** PASSAGE FOR REVIEW follows **
What is advanced threat protection and how can it help your business?

Computer security and IT support is fast moving away from the traditional model of firewall, email scanner and anti-virus software. Constantly managing and updating three or more products can be a major cost and annoyance for smaller companies.

Instead, businesses are turning to advanced threat protection as a single solution. One product, it sits on your network, monitoring all file, data and user activity. It is also linked to threat detection centres around the world, which are alerted the minute that unusual attack patterns start to emerge.

How does advanced threat protection protect my systems?

When an advanced threat protection (ATP) solution detects a threat starting to take hold, as with the recent WannaCry outbreak, it alerts the monitoring software to the fingerprint of the threat. This means it can be neutralised at the network level, preventing the attack from spreading and infecting your office PCs. You might lose one PC in the first attack, but the rest of the network and systems should be protected.
** End of PASSAGE FOR REVIEW **
** PROVIDED INFORMATION follows **
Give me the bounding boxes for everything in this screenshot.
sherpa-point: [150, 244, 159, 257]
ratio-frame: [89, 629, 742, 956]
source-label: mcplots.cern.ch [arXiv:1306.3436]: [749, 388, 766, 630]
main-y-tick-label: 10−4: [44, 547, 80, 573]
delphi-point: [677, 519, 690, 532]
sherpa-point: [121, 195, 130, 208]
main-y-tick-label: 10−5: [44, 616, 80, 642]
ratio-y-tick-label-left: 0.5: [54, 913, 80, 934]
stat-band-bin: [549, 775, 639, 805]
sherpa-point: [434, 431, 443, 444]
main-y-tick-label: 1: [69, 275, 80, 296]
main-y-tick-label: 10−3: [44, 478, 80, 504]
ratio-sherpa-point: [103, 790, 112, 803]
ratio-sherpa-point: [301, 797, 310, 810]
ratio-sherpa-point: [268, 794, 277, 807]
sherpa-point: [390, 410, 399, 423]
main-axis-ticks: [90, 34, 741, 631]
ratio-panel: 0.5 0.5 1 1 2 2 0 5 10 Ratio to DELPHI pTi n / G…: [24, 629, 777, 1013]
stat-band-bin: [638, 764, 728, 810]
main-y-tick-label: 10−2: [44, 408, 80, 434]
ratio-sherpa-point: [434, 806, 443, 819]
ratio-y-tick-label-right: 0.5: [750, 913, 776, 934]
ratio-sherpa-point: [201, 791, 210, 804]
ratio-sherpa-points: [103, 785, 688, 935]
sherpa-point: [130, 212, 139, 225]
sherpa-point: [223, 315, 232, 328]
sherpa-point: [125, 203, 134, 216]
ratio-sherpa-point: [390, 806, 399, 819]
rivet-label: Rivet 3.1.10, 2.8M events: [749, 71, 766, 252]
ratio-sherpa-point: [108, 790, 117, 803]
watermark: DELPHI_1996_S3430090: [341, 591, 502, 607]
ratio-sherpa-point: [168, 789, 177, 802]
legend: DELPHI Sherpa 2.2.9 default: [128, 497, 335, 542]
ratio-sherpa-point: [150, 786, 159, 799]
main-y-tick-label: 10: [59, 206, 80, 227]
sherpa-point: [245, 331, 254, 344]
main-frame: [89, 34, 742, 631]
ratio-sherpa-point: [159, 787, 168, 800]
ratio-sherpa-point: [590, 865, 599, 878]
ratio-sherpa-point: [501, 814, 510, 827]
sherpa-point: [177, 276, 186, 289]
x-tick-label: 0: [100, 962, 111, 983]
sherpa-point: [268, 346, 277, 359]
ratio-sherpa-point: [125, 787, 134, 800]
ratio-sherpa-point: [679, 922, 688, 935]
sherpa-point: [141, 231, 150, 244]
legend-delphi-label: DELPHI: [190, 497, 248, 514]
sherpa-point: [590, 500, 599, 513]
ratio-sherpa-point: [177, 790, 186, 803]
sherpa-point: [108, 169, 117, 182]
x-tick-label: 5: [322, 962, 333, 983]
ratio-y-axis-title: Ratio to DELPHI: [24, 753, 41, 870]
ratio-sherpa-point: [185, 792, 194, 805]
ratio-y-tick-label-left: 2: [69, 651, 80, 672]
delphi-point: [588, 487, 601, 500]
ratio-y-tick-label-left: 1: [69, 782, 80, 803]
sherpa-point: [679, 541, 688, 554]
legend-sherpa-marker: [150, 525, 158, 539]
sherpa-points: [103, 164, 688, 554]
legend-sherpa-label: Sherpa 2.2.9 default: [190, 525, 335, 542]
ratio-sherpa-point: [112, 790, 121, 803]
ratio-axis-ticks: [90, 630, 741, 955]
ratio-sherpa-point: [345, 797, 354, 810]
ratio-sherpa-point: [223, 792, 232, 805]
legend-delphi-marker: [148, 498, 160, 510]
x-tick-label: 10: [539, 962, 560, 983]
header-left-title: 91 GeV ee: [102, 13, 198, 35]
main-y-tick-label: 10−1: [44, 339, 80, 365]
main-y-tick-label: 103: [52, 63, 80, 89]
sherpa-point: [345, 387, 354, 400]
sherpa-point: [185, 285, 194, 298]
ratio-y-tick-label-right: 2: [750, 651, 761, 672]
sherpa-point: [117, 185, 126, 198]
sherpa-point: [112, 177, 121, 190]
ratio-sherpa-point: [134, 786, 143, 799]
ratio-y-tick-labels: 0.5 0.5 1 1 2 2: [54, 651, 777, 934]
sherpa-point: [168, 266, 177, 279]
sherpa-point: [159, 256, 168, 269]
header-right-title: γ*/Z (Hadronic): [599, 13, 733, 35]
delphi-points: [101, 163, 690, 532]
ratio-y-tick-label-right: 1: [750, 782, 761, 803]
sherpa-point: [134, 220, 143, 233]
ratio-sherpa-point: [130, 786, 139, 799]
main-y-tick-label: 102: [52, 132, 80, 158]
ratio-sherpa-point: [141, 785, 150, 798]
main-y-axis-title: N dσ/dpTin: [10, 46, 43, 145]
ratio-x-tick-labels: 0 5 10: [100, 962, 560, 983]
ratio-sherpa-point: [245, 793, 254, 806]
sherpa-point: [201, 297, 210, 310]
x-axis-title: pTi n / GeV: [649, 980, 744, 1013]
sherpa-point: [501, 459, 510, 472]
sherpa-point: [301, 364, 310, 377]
** End of PROVIDED INFORMATION **
## PROBLEM REQUIREMENTS
Reproduce the text on advanced threat protection word for word from "How does advanced" to "should be protected.". None of the lines are used here.

## WORKED SOLUTION
How does advanced threat protection protect my systems?

When an advanced threat protection (ATP) solution detects a threat starting to take hold, as with the recent WannaCry outbreak, it alerts the monitoring software to the fingerprint of the threat. This means it can be neutralised at the network level, preventing the attack from spreading and infecting your office PCs. You might lose one PC in the first attack, but the rest of the network and systems should be protected.